To be done -
Below are entries. Pull out all lines containing "Kumulatívny".

Records provided -
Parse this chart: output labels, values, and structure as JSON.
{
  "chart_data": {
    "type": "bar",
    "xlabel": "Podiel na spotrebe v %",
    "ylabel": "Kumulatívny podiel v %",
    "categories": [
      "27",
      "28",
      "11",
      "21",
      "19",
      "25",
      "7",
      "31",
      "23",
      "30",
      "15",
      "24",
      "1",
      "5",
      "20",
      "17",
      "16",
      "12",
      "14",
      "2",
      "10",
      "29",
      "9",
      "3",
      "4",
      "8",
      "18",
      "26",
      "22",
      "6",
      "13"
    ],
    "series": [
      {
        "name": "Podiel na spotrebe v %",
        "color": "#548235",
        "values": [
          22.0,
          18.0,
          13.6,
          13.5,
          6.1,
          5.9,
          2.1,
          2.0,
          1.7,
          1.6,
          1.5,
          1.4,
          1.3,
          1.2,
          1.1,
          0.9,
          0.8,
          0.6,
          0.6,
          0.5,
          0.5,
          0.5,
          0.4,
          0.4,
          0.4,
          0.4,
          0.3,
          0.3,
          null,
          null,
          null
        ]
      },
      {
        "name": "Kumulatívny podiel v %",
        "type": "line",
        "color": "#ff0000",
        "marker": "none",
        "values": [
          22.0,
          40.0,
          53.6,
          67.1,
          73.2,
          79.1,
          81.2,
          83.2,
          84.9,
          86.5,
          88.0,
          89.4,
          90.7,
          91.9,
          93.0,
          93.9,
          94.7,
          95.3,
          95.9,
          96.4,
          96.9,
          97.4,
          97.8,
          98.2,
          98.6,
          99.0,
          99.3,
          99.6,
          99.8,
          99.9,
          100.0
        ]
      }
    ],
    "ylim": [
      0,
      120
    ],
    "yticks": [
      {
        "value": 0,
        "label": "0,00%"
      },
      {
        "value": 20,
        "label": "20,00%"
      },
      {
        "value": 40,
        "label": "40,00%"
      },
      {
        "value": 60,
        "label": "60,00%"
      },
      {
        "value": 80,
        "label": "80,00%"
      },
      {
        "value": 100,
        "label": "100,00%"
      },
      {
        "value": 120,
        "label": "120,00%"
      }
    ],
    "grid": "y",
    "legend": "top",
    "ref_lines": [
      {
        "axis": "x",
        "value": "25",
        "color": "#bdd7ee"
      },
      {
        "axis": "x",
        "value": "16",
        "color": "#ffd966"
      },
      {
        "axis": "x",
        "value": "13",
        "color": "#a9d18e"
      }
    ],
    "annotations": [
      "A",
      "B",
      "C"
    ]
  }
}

Reply to the exercise -
    "ylabel": "Kumulatívny podiel v %",
        "name": "Kumulatívny podiel v %",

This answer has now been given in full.